Stored items
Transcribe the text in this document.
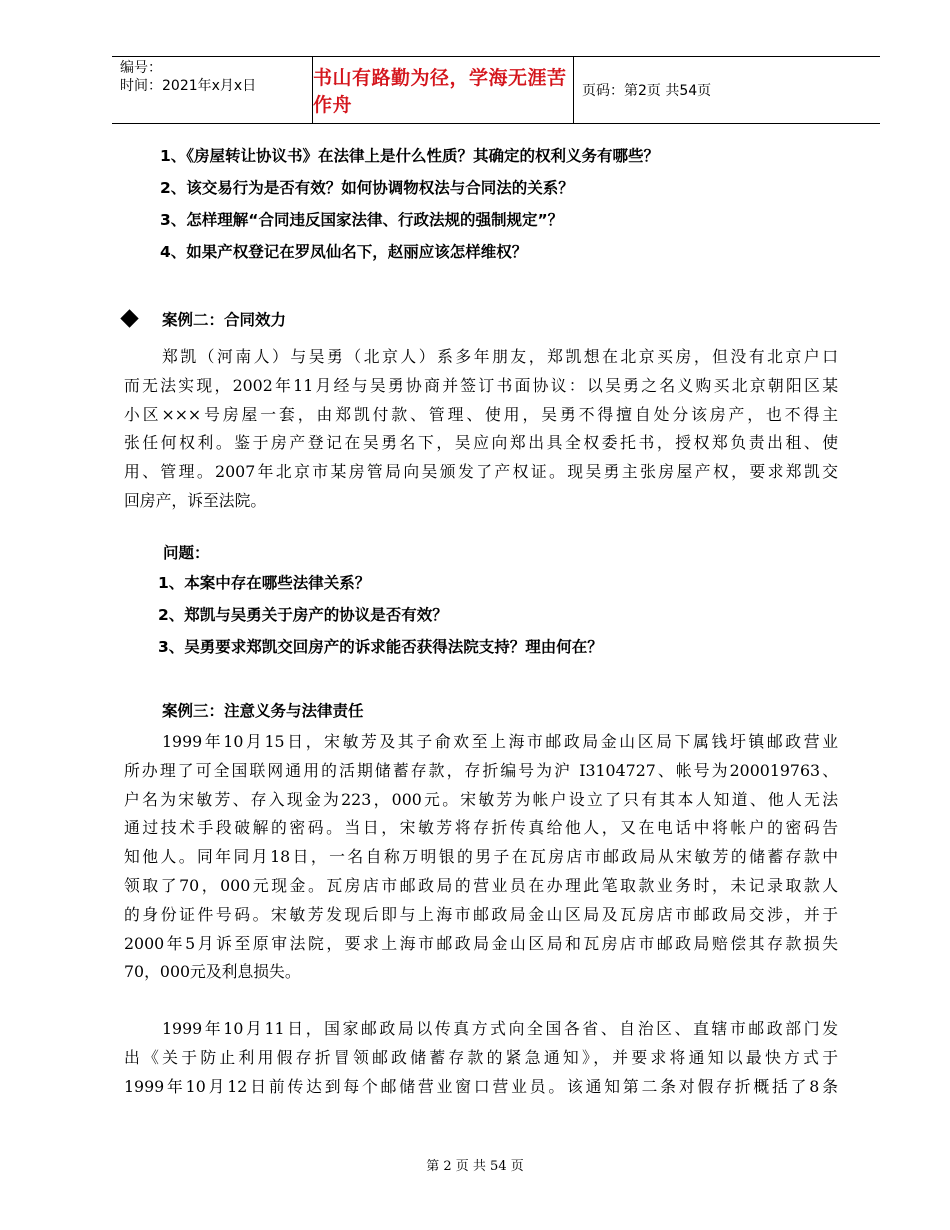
编号：
时间：2021年x月x日	书山有路勤为径，学海无涯苦作舟
页码：第2页 共54页
1、《房屋转让协议书》在法律上是什么性质？其确定的权利义务有哪些？
2、该交易行为是否有效？如何协调物权法与合同法的关系？
3、怎样理解“合同违反国家法律、行政法规的强制规定”？
4、如果产权登记在罗凤仙名下，赵丽应该怎样维权？
案例二：合同效力
郑凯（河南人）与吴勇（北京人）系多年朋友，郑凯想在北京买房，但没有北京户口
而无法实现，2002年11月经与吴勇协商并签订书面协议：以吴勇之名义购买北京朝阳区某
小区×××号房屋一套，由郑凯付款、管理、使用，吴勇不得擅自处分该房产，也不得主
张任何权利。鉴于房产登记在吴勇名下，吴应向郑出具全权委托书，授权郑负责出租、使
用、管理。2007年北京市某房管局向吴颁发了产权证。现吴勇主张房屋产权，要求郑凯交
回房产，诉至法院。
问题：
1、本案中存在哪些法律关系？
2、郑凯与吴勇关于房产的协议是否有效？
3、吴勇要求郑凯交回房产的诉求能否获得法院支持？理由何在？
案例三：注意义务与法律责任
1999年10月15日，宋敏芳及其子俞欢至上海市邮政局金山区局下属钱圩镇邮政营业
所办理了可全国联网通用的活期储蓄存款，存折编号为沪 I3104727、帐号为200019763、
户名为宋敏芳、存入现金为223，000元。宋敏芳为帐户设立了只有其本人知道、他人无法
通过技术手段破解的密码。当日，宋敏芳将存折传真给他人，又在电话中将帐户的密码告
知他人。同年同月18日，一名自称万明银的男子在瓦房店市邮政局从宋敏芳的储蓄存款中
领取了70，000元现金。瓦房店市邮政局的营业员在办理此笔取款业务时，未记录取款人
的身份证件号码。宋敏芳发现后即与上海市邮政局金山区局及瓦房店市邮政局交涉，并于
2000年5月诉至原审法院，要求上海市邮政局金山区局和瓦房店市邮政局赔偿其存款损失
70，000元及利息损失。
1999年10月11日，国家邮政局以传真方式向全国各省、自治区、直辖市邮政部门发
出《关于防止利用假存折冒领邮政储蓄存款的紧急通知》，并要求将通知以最快方式于
1999年10月12日前传达到每个邮储营业窗口营业员。该通知第二条对假存折概括了8条
第 2 页 共 54 页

Task to carry out. Exclude the pictures and transcribe all of the entries exactly.

Exercise output.
Transcribe the text in this document.
编号：
时间：2021年x月x日	书山有路勤为径，学海无涯苦作舟
页码：第2页 共54页
1、《房屋转让协议书》在法律上是什么性质？其确定的权利义务有哪些？
2、该交易行为是否有效？如何协调物权法与合同法的关系？
3、怎样理解“合同违反国家法律、行政法规的强制规定”？
4、如果产权登记在罗凤仙名下，赵丽应该怎样维权？
案例二：合同效力
郑凯（河南人）与吴勇（北京人）系多年朋友，郑凯想在北京买房，但没有北京户口
而无法实现，2002年11月经与吴勇协商并签订书面协议：以吴勇之名义购买北京朝阳区某
小区×××号房屋一套，由郑凯付款、管理、使用，吴勇不得擅自处分该房产，也不得主
张任何权利。鉴于房产登记在吴勇名下，吴应向郑出具全权委托书，授权郑负责出租、使
用、管理。2007年北京市某房管局向吴颁发了产权证。现吴勇主张房屋产权，要求郑凯交
回房产，诉至法院。
问题：
1、本案中存在哪些法律关系？
2、郑凯与吴勇关于房产的协议是否有效？
3、吴勇要求郑凯交回房产的诉求能否获得法院支持？理由何在？
案例三：注意义务与法律责任
1999年10月15日，宋敏芳及其子俞欢至上海市邮政局金山区局下属钱圩镇邮政营业
所办理了可全国联网通用的活期储蓄存款，存折编号为沪 I3104727、帐号为200019763、
户名为宋敏芳、存入现金为223，000元。宋敏芳为帐户设立了只有其本人知道、他人无法
通过技术手段破解的密码。当日，宋敏芳将存折传真给他人，又在电话中将帐户的密码告
知他人。同年同月18日，一名自称万明银的男子在瓦房店市邮政局从宋敏芳的储蓄存款中
领取了70，000元现金。瓦房店市邮政局的营业员在办理此笔取款业务时，未记录取款人
的身份证件号码。宋敏芳发现后即与上海市邮政局金山区局及瓦房店市邮政局交涉，并于
2000年5月诉至原审法院，要求上海市邮政局金山区局和瓦房店市邮政局赔偿其存款损失
70，000元及利息损失。
1999年10月11日，国家邮政局以传真方式向全国各省、自治区、直辖市邮政部门发
出《关于防止利用假存折冒领邮政储蓄存款的紧急通知》，并要求将通知以最快方式于
1999年10月12日前传达到每个邮储营业窗口营业员。该通知第二条对假存折概括了8条
第 2 页 共 54 页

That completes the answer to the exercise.